start

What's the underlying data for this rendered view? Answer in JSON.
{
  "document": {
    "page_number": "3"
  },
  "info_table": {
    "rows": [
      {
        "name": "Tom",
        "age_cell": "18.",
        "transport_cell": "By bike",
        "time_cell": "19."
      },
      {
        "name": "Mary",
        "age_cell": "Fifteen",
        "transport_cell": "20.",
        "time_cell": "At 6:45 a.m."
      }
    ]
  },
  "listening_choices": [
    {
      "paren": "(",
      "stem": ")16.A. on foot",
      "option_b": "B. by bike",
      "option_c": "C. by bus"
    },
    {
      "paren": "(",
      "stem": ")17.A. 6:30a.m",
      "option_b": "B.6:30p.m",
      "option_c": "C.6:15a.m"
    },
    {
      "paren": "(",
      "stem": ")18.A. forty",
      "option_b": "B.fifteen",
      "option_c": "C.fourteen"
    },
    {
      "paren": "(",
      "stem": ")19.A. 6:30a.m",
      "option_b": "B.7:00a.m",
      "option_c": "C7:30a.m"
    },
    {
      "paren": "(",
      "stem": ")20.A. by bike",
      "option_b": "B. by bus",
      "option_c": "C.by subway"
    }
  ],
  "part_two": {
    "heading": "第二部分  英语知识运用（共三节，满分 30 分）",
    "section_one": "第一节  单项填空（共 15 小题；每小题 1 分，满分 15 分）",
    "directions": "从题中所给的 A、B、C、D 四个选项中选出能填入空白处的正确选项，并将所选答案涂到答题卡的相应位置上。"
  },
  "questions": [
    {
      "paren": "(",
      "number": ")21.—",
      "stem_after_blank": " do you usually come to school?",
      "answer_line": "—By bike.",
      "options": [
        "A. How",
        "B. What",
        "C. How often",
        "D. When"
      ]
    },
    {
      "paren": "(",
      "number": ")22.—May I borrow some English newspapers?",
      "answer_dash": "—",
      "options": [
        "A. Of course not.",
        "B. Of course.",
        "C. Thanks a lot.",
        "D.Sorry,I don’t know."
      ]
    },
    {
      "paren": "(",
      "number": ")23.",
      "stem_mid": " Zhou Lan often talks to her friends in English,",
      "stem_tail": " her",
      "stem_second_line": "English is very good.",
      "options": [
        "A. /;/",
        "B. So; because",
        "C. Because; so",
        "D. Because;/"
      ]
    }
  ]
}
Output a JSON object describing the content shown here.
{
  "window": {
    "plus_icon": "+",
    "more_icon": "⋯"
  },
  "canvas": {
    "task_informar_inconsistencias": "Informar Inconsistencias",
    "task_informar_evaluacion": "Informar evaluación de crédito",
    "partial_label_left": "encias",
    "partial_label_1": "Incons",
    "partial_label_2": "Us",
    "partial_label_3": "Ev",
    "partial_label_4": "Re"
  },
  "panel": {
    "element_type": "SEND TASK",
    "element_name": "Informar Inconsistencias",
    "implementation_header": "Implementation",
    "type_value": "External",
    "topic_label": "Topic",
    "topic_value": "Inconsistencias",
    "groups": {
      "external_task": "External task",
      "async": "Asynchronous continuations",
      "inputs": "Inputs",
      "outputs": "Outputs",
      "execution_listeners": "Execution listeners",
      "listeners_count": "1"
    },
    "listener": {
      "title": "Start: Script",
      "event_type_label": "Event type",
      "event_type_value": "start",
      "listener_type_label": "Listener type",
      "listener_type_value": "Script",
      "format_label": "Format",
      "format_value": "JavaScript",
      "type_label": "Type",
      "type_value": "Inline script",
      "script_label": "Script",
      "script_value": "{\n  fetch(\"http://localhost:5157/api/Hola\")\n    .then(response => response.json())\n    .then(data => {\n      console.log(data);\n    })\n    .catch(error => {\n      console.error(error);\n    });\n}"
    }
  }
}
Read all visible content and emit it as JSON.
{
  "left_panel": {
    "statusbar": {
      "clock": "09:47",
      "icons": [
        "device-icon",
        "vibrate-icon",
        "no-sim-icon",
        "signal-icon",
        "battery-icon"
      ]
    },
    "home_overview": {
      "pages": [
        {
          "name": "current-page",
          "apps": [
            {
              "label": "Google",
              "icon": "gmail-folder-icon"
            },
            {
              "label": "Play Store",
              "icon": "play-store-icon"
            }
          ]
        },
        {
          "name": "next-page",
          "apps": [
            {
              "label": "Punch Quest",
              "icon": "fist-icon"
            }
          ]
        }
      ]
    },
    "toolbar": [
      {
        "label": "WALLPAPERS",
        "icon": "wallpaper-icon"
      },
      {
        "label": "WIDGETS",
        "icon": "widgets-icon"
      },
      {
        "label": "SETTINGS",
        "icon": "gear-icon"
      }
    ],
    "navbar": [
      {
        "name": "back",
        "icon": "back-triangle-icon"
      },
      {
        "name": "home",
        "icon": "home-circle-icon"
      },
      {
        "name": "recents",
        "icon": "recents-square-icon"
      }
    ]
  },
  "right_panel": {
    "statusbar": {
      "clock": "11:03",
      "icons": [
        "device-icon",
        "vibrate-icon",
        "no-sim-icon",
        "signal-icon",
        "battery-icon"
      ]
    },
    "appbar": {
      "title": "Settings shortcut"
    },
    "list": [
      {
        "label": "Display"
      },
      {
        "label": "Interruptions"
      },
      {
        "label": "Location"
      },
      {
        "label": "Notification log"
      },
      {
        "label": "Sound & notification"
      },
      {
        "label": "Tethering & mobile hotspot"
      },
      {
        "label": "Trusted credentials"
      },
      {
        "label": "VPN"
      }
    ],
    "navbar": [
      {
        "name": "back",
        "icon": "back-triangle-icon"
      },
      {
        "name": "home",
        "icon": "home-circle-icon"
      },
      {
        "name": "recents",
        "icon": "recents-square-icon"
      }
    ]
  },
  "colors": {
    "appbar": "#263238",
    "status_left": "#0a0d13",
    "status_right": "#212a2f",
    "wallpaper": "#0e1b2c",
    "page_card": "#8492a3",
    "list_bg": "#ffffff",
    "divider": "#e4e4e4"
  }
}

end

To be done -> Find each line holding the string "External" and copy it out.

Exercise answer ->
    "type_value": "External",
      "external_task": "External task",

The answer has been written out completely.